──────── DOCUMENT SECTION ────────
Left Back: Paul Konchesky
What’s in a Konchesky? We all know his look: big bubble face, enlarged eyes, flushed cheeks, a man constantly drenched in sweat and carrying the demeanor of someone waiting for something bad to happen. He senses it’s there; just not sure when. A problem you always wish belonged to someone else.
While most of these articles have focused on especially brilliant left-backs—look at Roberto Carlos and his bendy free kick! Cor, wow, Bixente Lizarazu is a tiny man yet bestowed with World Cup-winning greatness! Et cetera!—there must also be room to discuss those that vex more than they delight.
As a Liverpool fan—my first life mistake, I’m aware—seeing Paul Konchesky all big-smiled and happy about joining the Reds was a dispiriting day. Not only was it confirmation once and for all that we were a decidedly middle-rate club with enough of a decline in recent years to consider it a pattern and not an anomaly, but it was almost a sign of contrition, of defeat. We’d hired a man set to drag us out of one malaise and into another different kind of turgid hell, and he’d promptly gone and recruited perhaps the least essential member of his former squad at Fulham. Paul Konchesky. Paul fucking Konchesky. A man whose finest highlights were incontrovertible, yet happy, accidents.
Take the goal for West Ham against Liverpool in the 2005 FA Cup final. A sublime finish, to be sure, and one that had the Hammers within a late Gerrard thunderbolt of lifting the trophy, and yet, there’s absolutely no mistaking that Paul was trying, bless him, to cross the ball for Dean Ashton’s square forehead and not, as it came to be, float an artful shot into the only square inches of the goal Pepe Reina could not reach from fully 35 yards away and from an equally absurd angle on the left flank.
────────
### INSTRUCTIONS FOR THE TASK
List every footballer the piece on Paul Konchesky mentions by name.
──────── EXTRACTED MATERIAL ────────
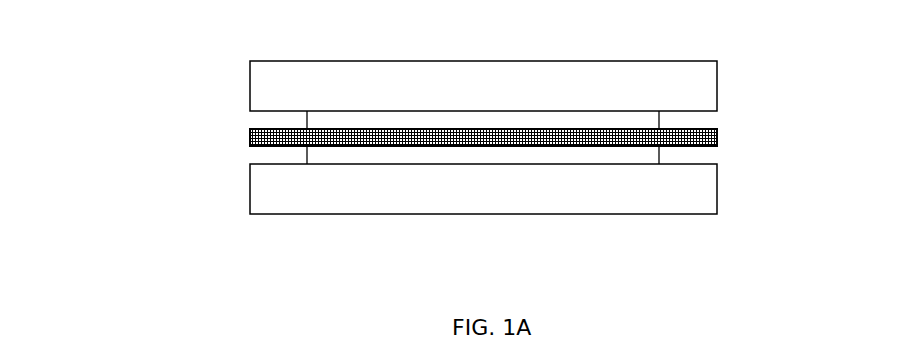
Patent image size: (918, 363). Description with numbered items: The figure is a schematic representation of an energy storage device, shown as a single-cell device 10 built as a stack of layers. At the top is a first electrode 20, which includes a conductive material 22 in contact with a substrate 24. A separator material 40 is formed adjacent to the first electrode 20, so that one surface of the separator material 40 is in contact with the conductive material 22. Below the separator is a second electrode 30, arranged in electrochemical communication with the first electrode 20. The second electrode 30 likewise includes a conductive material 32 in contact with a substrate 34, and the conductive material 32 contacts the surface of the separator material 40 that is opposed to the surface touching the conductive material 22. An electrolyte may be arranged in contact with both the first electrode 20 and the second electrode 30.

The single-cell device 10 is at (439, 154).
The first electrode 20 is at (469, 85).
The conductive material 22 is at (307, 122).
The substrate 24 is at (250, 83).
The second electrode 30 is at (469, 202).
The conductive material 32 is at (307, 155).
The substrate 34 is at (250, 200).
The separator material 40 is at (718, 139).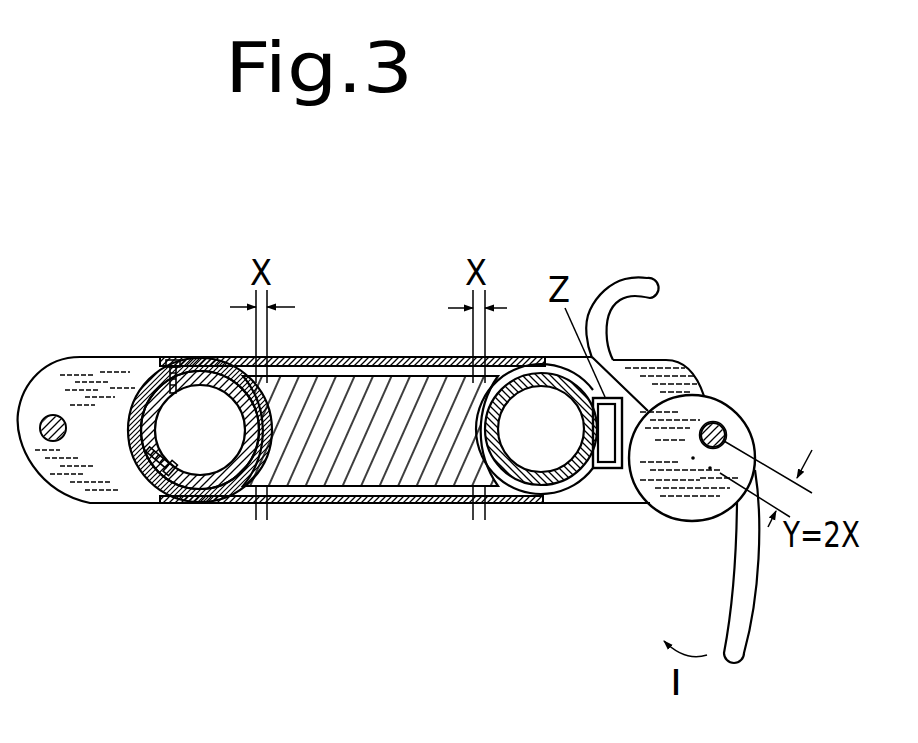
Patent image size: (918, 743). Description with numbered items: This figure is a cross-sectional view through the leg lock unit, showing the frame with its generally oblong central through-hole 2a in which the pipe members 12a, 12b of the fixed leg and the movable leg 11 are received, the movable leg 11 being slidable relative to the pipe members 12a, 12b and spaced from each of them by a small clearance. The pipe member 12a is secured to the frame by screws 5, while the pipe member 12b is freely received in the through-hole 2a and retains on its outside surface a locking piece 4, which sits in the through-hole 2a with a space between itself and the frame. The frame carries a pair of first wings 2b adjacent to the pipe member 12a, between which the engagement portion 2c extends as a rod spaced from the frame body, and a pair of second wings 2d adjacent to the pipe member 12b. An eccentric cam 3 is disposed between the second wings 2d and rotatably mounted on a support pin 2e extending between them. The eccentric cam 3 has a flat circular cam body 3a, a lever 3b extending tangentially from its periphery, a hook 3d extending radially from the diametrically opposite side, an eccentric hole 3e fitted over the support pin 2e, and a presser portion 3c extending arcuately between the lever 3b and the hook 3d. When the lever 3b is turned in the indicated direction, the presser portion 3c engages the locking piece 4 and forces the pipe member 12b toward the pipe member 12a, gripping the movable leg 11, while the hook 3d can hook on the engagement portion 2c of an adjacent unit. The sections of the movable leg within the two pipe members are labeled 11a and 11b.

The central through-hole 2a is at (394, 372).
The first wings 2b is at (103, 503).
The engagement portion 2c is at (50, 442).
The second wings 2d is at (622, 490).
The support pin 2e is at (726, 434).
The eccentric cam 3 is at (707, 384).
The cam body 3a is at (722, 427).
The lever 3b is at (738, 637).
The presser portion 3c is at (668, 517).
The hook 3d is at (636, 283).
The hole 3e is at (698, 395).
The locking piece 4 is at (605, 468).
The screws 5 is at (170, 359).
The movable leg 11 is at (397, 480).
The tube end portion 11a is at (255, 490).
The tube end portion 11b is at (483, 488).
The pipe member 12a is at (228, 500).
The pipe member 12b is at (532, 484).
────────
──────── EXTRACTED MATERIAL ────────
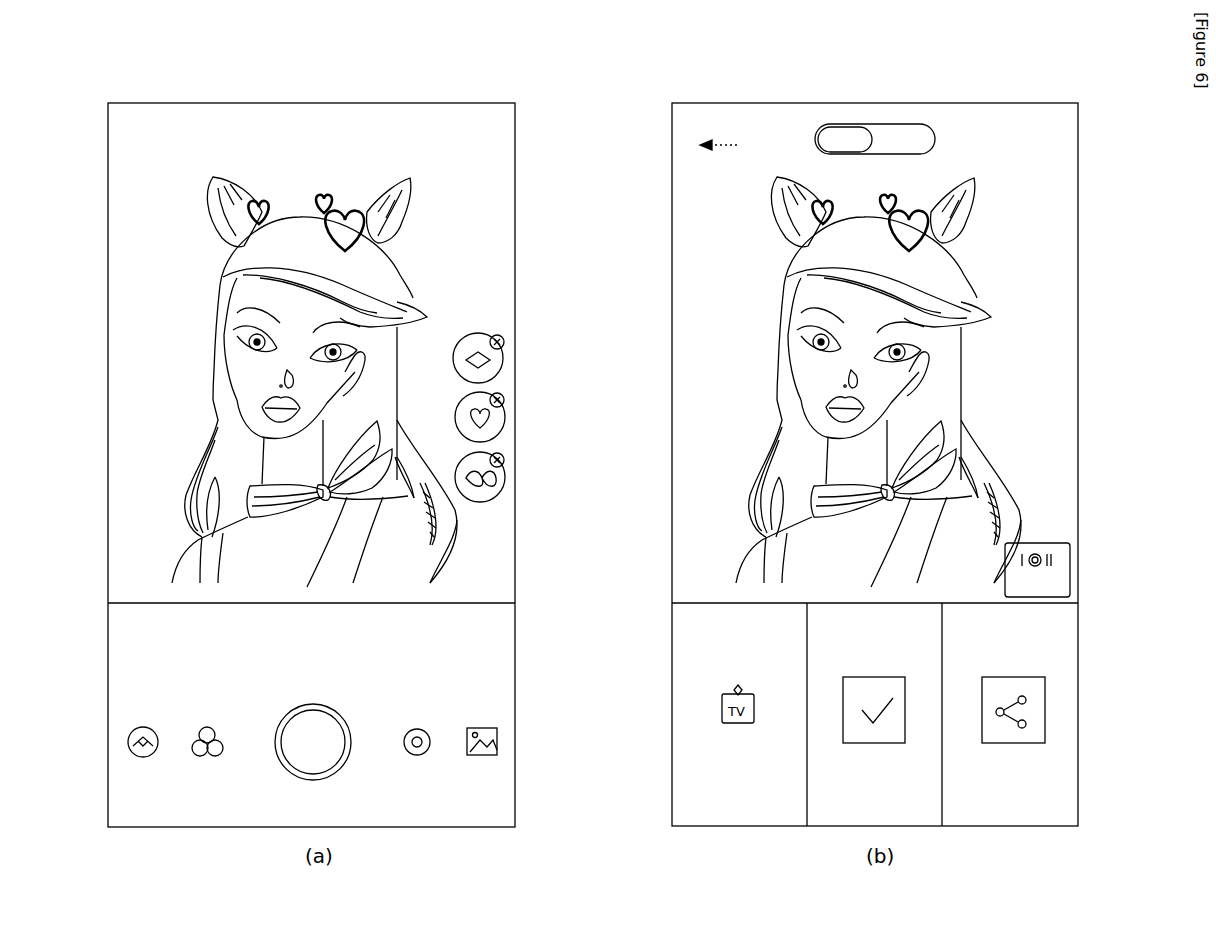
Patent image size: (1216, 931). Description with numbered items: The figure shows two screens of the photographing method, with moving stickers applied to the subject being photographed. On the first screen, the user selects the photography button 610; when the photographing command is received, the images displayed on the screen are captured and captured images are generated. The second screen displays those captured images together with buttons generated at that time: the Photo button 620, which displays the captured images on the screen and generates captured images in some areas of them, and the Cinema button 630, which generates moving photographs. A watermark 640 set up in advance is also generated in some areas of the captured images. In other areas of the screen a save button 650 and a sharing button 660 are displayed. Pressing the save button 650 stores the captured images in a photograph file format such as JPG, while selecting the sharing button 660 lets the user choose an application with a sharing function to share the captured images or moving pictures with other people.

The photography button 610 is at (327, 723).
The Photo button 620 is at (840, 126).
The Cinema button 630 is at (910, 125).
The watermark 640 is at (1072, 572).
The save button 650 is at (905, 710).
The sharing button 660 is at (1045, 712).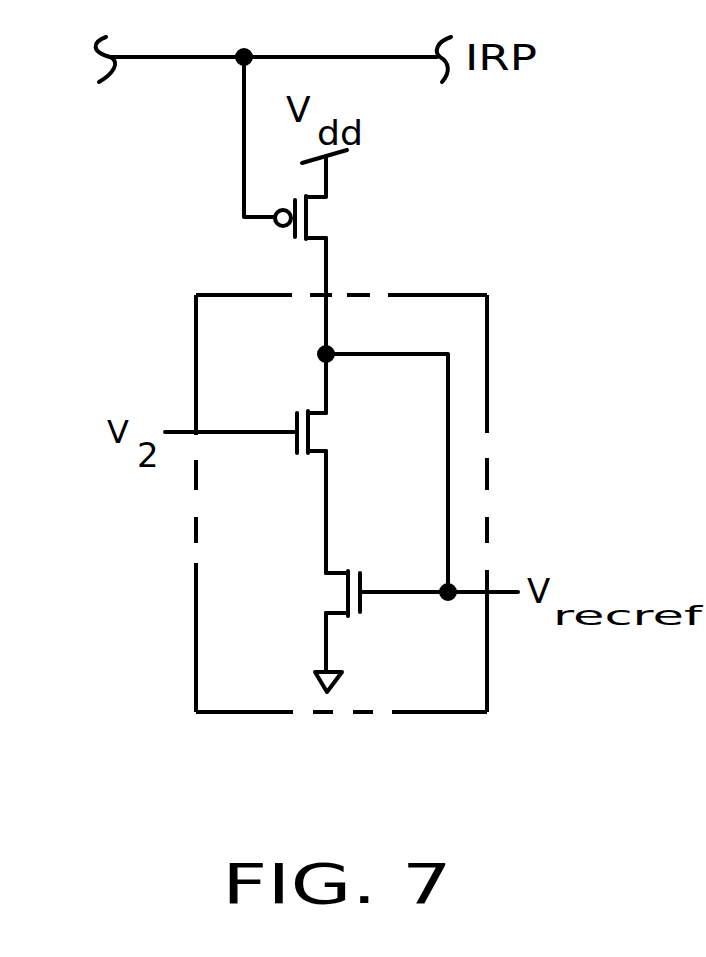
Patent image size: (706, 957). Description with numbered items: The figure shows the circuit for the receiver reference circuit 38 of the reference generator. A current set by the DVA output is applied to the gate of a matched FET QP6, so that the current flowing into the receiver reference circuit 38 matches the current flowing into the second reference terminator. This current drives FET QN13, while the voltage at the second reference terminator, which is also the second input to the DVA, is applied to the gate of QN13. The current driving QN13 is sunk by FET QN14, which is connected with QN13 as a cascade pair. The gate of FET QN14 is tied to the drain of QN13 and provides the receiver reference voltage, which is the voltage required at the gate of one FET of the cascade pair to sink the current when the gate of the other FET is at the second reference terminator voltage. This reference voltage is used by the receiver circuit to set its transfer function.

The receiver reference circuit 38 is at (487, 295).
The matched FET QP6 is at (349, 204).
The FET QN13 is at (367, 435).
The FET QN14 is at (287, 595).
────────
### PROBLEM SOLUTION
Paul Konchesky
Roberto Carlos
Bixente Lizarazu
Gerrard
Dean Ashton
Pepe Reina